Data tied to figure images
^^^^^^^^
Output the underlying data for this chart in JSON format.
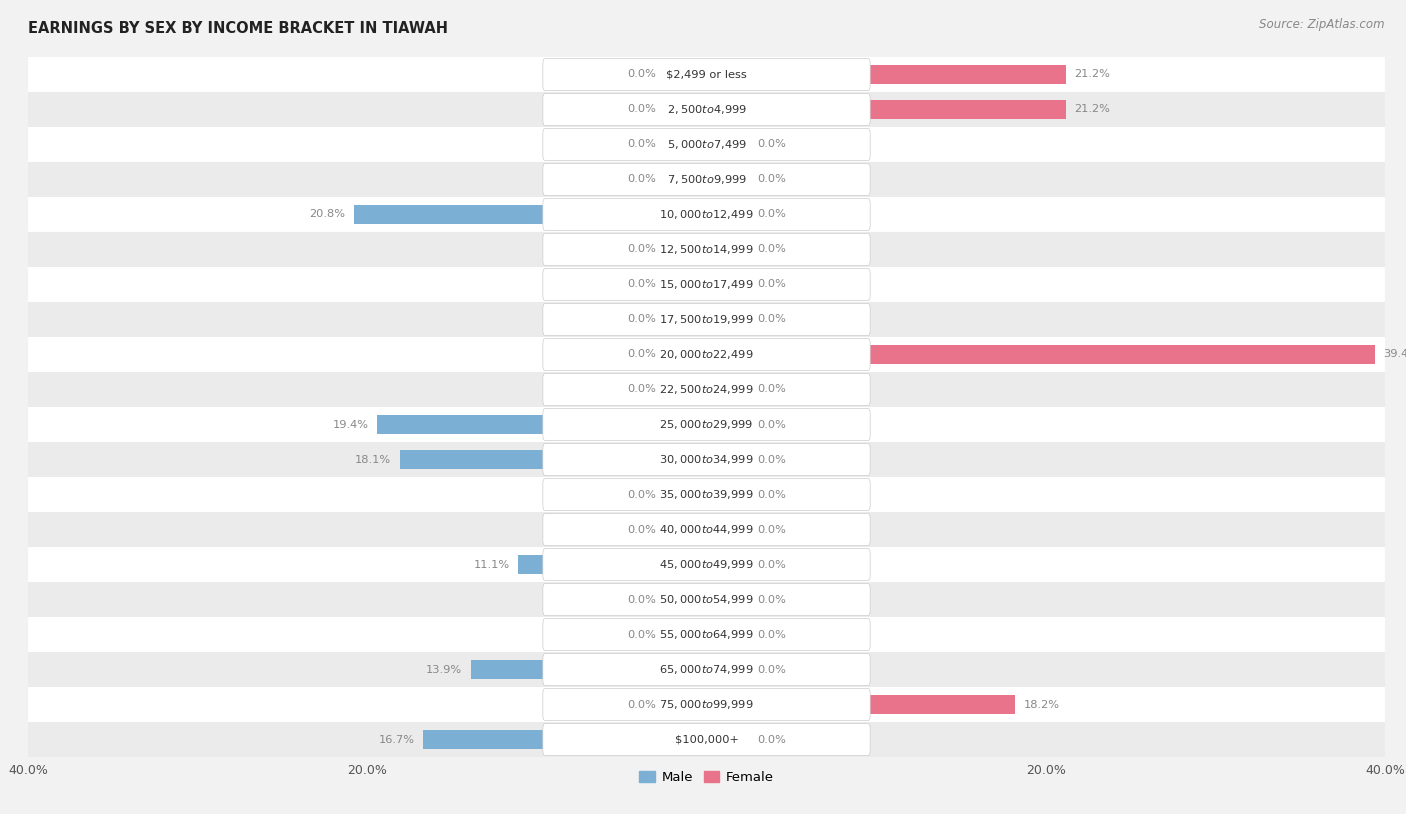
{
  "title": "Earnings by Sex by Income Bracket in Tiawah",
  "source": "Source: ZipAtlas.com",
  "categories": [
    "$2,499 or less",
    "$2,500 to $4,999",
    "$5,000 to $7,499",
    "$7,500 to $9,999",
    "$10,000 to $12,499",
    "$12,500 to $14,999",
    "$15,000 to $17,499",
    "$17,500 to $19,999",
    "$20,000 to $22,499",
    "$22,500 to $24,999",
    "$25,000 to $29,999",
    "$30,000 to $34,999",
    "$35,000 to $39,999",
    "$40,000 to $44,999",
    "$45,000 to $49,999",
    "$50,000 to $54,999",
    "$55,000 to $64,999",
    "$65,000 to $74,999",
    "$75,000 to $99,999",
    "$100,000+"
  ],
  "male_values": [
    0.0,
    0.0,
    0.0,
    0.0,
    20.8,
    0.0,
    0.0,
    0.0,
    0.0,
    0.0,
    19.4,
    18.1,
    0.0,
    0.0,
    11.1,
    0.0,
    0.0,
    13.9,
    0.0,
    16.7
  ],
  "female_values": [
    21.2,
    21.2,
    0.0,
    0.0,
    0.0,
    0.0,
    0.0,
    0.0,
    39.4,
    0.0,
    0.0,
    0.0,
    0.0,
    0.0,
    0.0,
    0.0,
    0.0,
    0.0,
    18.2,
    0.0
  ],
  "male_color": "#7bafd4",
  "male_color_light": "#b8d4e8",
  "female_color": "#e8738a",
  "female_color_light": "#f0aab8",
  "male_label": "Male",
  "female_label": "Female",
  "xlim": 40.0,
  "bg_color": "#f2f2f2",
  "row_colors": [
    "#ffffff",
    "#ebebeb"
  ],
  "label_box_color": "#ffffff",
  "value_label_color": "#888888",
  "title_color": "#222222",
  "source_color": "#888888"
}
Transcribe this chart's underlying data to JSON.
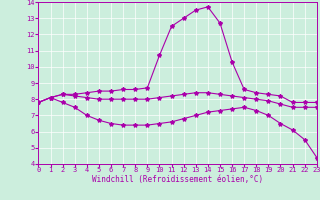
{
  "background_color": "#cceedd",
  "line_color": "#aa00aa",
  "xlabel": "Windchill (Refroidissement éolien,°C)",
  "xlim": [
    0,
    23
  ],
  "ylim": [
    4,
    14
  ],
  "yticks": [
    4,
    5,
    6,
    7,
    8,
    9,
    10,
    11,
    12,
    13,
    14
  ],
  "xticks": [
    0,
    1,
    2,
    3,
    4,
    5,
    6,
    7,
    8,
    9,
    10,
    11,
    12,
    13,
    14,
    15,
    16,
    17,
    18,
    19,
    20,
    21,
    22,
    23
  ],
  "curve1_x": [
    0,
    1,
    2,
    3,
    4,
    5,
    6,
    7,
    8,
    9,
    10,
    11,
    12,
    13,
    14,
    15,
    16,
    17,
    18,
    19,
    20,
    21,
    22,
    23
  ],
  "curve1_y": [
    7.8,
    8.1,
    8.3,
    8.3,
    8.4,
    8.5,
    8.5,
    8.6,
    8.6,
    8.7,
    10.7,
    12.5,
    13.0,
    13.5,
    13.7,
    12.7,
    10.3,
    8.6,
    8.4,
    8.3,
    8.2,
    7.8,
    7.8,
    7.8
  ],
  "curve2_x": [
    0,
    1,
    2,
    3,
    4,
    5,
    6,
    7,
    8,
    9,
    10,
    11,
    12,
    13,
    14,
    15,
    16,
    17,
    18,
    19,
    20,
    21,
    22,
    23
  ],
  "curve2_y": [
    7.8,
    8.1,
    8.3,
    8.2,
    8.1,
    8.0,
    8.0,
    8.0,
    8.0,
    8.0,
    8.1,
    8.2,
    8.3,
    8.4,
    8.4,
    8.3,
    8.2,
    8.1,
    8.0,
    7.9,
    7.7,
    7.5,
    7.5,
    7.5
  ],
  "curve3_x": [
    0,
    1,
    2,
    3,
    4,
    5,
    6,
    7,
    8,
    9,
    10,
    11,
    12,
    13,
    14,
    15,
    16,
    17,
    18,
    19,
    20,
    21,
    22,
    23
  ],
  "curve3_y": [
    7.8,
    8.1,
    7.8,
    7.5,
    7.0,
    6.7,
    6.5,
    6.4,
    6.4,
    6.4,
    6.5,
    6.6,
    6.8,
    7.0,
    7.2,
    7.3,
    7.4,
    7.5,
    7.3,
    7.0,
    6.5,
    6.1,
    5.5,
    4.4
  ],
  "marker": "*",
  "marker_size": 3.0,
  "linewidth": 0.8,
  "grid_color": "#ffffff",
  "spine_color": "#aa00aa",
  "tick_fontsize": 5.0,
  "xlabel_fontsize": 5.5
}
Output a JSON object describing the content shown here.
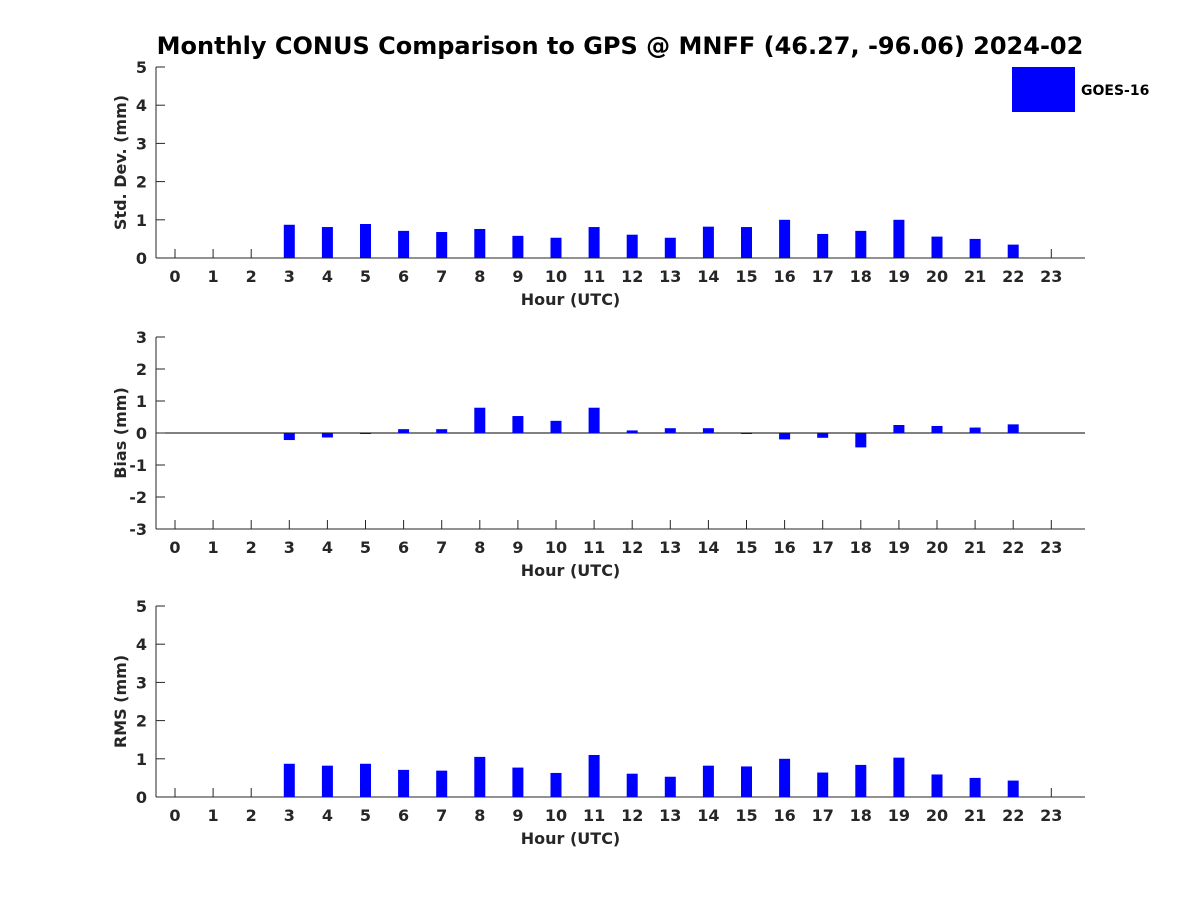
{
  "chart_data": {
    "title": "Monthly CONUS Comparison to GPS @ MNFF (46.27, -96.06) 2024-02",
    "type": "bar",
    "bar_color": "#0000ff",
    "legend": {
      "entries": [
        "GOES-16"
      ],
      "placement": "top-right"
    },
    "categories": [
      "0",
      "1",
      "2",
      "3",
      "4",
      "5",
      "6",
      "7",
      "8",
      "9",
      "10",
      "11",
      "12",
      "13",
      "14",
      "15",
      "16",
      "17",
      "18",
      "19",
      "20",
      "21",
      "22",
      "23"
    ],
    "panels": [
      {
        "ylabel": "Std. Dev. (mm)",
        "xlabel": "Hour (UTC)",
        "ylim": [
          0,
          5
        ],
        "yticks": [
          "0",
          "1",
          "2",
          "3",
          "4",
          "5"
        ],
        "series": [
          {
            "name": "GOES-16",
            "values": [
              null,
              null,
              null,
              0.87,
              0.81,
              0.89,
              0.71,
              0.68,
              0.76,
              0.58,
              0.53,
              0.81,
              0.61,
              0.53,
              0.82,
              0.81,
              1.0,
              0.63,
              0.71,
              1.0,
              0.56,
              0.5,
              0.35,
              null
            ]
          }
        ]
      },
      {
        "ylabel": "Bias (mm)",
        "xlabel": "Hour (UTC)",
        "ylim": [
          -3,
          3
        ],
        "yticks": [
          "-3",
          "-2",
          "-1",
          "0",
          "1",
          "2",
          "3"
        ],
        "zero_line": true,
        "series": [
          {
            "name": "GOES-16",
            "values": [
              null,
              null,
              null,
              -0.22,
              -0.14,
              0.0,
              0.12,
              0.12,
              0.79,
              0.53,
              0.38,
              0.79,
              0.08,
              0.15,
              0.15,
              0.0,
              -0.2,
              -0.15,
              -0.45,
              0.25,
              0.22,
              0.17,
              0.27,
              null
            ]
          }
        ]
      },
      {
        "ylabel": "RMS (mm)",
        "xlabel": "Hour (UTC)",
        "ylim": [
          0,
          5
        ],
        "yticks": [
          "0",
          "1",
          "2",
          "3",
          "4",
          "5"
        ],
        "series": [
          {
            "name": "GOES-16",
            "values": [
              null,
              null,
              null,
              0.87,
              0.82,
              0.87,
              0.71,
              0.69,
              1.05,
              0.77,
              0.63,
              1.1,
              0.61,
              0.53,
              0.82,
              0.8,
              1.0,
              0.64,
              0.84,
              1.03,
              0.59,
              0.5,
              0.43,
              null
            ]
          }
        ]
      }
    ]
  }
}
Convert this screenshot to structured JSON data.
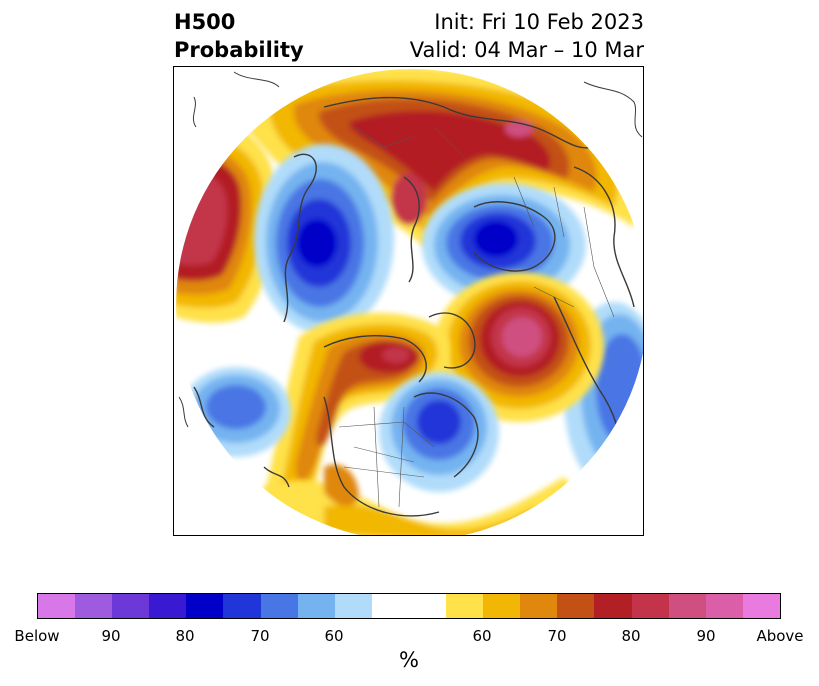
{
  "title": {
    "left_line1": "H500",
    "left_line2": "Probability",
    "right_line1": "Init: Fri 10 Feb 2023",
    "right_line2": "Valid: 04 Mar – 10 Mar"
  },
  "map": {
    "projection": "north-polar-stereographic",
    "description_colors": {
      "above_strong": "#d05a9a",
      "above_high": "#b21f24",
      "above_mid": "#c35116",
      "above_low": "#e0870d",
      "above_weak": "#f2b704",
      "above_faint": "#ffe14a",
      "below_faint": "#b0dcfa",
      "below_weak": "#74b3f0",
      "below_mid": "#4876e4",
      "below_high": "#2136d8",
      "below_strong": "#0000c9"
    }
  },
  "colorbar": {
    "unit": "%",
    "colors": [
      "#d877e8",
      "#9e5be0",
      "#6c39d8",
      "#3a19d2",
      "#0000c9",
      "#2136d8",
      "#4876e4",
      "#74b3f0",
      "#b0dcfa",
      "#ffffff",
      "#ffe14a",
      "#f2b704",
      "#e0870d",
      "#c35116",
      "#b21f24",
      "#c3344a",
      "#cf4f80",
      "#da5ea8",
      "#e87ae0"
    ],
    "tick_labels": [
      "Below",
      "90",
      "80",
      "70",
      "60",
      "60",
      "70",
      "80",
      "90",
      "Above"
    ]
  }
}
^^^^^^^^
## Task goal:
Pick out the lines containing the string "Output" and show them.

## Answer for the task:
Output the underlying data for this chart in JSON format.
Output a JSON object describing the content shown here.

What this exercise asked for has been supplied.